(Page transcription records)
== Segment start ==
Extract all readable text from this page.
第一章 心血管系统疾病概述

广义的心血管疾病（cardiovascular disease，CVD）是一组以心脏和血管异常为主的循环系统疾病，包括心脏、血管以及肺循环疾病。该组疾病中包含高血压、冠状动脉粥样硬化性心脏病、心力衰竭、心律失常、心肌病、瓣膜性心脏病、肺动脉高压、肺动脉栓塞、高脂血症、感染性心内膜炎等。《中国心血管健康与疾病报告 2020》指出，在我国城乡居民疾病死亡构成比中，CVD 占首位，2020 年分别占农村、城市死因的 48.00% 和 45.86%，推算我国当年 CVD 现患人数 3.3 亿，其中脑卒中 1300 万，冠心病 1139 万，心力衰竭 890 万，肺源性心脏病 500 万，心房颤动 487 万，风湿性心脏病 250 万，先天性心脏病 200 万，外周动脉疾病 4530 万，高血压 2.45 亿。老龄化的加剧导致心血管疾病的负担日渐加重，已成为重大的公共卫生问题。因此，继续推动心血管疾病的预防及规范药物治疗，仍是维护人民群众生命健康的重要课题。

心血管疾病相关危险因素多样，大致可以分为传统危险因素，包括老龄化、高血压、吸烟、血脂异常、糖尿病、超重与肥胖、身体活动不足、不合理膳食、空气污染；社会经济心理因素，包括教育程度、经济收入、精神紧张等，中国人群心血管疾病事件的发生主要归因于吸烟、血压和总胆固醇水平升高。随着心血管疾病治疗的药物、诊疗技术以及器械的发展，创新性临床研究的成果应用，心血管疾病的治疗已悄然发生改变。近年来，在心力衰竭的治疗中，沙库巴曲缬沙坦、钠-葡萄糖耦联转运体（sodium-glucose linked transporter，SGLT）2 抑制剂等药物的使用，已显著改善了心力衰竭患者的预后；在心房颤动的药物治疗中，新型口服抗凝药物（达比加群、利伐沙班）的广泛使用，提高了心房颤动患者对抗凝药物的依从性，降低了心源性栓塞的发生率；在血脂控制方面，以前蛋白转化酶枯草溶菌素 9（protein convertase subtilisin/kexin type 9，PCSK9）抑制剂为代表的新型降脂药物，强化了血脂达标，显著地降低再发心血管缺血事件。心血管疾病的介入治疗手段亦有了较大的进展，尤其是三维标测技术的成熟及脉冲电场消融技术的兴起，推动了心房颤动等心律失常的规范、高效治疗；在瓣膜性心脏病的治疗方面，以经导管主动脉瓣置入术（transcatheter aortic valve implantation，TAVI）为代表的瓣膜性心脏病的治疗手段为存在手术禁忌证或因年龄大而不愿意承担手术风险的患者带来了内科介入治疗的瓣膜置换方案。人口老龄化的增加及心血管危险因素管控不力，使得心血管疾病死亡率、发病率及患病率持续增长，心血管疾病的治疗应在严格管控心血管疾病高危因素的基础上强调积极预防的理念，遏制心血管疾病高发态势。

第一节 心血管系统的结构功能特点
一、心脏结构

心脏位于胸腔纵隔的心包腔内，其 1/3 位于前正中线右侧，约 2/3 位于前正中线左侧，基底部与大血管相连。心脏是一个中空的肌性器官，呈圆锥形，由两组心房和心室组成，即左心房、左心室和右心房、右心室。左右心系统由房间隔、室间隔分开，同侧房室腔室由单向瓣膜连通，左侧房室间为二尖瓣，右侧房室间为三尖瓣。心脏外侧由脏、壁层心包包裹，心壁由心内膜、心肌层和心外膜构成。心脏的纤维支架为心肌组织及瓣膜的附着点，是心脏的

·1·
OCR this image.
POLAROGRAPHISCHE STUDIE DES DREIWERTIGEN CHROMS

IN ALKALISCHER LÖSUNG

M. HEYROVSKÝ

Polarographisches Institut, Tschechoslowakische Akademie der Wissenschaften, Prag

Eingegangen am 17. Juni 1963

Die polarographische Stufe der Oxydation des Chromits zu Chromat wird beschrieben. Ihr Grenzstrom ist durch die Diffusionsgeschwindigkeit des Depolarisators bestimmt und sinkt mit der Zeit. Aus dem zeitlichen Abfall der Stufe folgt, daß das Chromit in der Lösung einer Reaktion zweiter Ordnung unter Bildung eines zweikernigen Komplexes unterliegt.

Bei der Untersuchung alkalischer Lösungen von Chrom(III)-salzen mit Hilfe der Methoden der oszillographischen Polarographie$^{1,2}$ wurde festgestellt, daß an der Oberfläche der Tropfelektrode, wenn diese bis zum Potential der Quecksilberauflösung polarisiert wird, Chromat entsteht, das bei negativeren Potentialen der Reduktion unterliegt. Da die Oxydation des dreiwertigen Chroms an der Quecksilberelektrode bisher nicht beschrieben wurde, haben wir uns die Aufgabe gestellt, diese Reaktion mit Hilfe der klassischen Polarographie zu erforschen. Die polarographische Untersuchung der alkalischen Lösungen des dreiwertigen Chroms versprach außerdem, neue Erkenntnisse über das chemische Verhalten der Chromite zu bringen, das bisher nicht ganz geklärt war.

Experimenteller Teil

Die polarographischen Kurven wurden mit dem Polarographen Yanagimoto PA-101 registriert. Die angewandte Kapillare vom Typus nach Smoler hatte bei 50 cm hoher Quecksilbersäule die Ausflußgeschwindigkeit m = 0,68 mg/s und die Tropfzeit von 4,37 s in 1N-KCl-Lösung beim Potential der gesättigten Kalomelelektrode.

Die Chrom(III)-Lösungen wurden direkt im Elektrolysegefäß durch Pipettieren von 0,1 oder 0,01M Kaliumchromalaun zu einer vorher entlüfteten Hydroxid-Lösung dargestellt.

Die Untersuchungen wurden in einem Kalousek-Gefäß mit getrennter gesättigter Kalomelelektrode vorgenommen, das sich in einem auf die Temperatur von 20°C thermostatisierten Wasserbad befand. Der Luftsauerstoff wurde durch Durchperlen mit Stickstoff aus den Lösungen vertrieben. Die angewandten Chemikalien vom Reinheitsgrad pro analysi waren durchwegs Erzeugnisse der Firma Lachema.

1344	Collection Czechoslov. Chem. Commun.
== Segment end ==
Retype the records above in full, matching each line exactly.

• **RESULT FOR THIS EXERCISE**
Extract all readable text from this page.
第一章 心血管系统疾病概述

广义的心血管疾病（cardiovascular disease，CVD）是一组以心脏和血管异常为主的循环系统疾病，包括心脏、血管以及肺循环疾病。该组疾病中包含高血压、冠状动脉粥样硬化性心脏病、心力衰竭、心律失常、心肌病、瓣膜性心脏病、肺动脉高压、肺动脉栓塞、高脂血症、感染性心内膜炎等。《中国心血管健康与疾病报告 2020》指出，在我国城乡居民疾病死亡构成比中，CVD 占首位，2020 年分别占农村、城市死因的 48.00% 和 45.86%，推算我国当年 CVD 现患人数 3.3 亿，其中脑卒中 1300 万，冠心病 1139 万，心力衰竭 890 万，肺源性心脏病 500 万，心房颤动 487 万，风湿性心脏病 250 万，先天性心脏病 200 万，外周动脉疾病 4530 万，高血压 2.45 亿。老龄化的加剧导致心血管疾病的负担日渐加重，已成为重大的公共卫生问题。因此，继续推动心血管疾病的预防及规范药物治疗，仍是维护人民群众生命健康的重要课题。

心血管疾病相关危险因素多样，大致可以分为传统危险因素，包括老龄化、高血压、吸烟、血脂异常、糖尿病、超重与肥胖、身体活动不足、不合理膳食、空气污染；社会经济心理因素，包括教育程度、经济收入、精神紧张等，中国人群心血管疾病事件的发生主要归因于吸烟、血压和总胆固醇水平升高。随着心血管疾病治疗的药物、诊疗技术以及器械的发展，创新性临床研究的成果应用，心血管疾病的治疗已悄然发生改变。近年来，在心力衰竭的治疗中，沙库巴曲缬沙坦、钠-葡萄糖耦联转运体（sodium-glucose linked transporter，SGLT）2 抑制剂等药物的使用，已显著改善了心力衰竭患者的预后；在心房颤动的药物治疗中，新型口服抗凝药物（达比加群、利伐沙班）的广泛使用，提高了心房颤动患者对抗凝药物的依从性，降低了心源性栓塞的发生率；在血脂控制方面，以前蛋白转化酶枯草溶菌素 9（protein convertase subtilisin/kexin type 9，PCSK9）抑制剂为代表的新型降脂药物，强化了血脂达标，显著地降低再发心血管缺血事件。心血管疾病的介入治疗手段亦有了较大的进展，尤其是三维标测技术的成熟及脉冲电场消融技术的兴起，推动了心房颤动等心律失常的规范、高效治疗；在瓣膜性心脏病的治疗方面，以经导管主动脉瓣置入术（transcatheter aortic valve implantation，TAVI）为代表的瓣膜性心脏病的治疗手段为存在手术禁忌证或因年龄大而不愿意承担手术风险的患者带来了内科介入治疗的瓣膜置换方案。人口老龄化的增加及心血管危险因素管控不力，使得心血管疾病死亡率、发病率及患病率持续增长，心血管疾病的治疗应在严格管控心血管疾病高危因素的基础上强调积极预防的理念，遏制心血管疾病高发态势。

第一节 心血管系统的结构功能特点
一、心脏结构

心脏位于胸腔纵隔的心包腔内，其 1/3 位于前正中线右侧，约 2/3 位于前正中线左侧，基底部与大血管相连。心脏是一个中空的肌性器官，呈圆锥形，由两组心房和心室组成，即左心房、左心室和右心房、右心室。左右心系统由房间隔、室间隔分开，同侧房室腔室由单向瓣膜连通，左侧房室间为二尖瓣，右侧房室间为三尖瓣。心脏外侧由脏、壁层心包包裹，心壁由心内膜、心肌层和心外膜构成。心脏的纤维支架为心肌组织及瓣膜的附着点，是心脏的

·1·
OCR this image.
POLAROGRAPHISCHE STUDIE DES DREIWERTIGEN CHROMS

IN ALKALISCHER LÖSUNG

M. HEYROVSKÝ

Polarographisches Institut, Tschechoslowakische Akademie der Wissenschaften, Prag

Eingegangen am 17. Juni 1963

Die polarographische Stufe der Oxydation des Chromits zu Chromat wird beschrieben. Ihr Grenzstrom ist durch die Diffusionsgeschwindigkeit des Depolarisators bestimmt und sinkt mit der Zeit. Aus dem zeitlichen Abfall der Stufe folgt, daß das Chromit in der Lösung einer Reaktion zweiter Ordnung unter Bildung eines zweikernigen Komplexes unterliegt.

Bei der Untersuchung alkalischer Lösungen von Chrom(III)-salzen mit Hilfe der Methoden der oszillographischen Polarographie$^{1,2}$ wurde festgestellt, daß an der Oberfläche der Tropfelektrode, wenn diese bis zum Potential der Quecksilberauflösung polarisiert wird, Chromat entsteht, das bei negativeren Potentialen der Reduktion unterliegt. Da die Oxydation des dreiwertigen Chroms an der Quecksilberelektrode bisher nicht beschrieben wurde, haben wir uns die Aufgabe gestellt, diese Reaktion mit Hilfe der klassischen Polarographie zu erforschen. Die polarographische Untersuchung der alkalischen Lösungen des dreiwertigen Chroms versprach außerdem, neue Erkenntnisse über das chemische Verhalten der Chromite zu bringen, das bisher nicht ganz geklärt war.

Experimenteller Teil

Die polarographischen Kurven wurden mit dem Polarographen Yanagimoto PA-101 registriert. Die angewandte Kapillare vom Typus nach Smoler hatte bei 50 cm hoher Quecksilbersäule die Ausflußgeschwindigkeit m = 0,68 mg/s und die Tropfzeit von 4,37 s in 1N-KCl-Lösung beim Potential der gesättigten Kalomelelektrode.

Die Chrom(III)-Lösungen wurden direkt im Elektrolysegefäß durch Pipettieren von 0,1 oder 0,01M Kaliumchromalaun zu einer vorher entlüfteten Hydroxid-Lösung dargestellt.

Die Untersuchungen wurden in einem Kalousek-Gefäß mit getrennter gesättigter Kalomelelektrode vorgenommen, das sich in einem auf die Temperatur von 20°C thermostatisierten Wasserbad befand. Der Luftsauerstoff wurde durch Durchperlen mit Stickstoff aus den Lösungen vertrieben. Die angewandten Chemikalien vom Reinheitsgrad pro analysi waren durchwegs Erzeugnisse der Firma Lachema.

1344	Collection Czechoslov. Chem. Commun.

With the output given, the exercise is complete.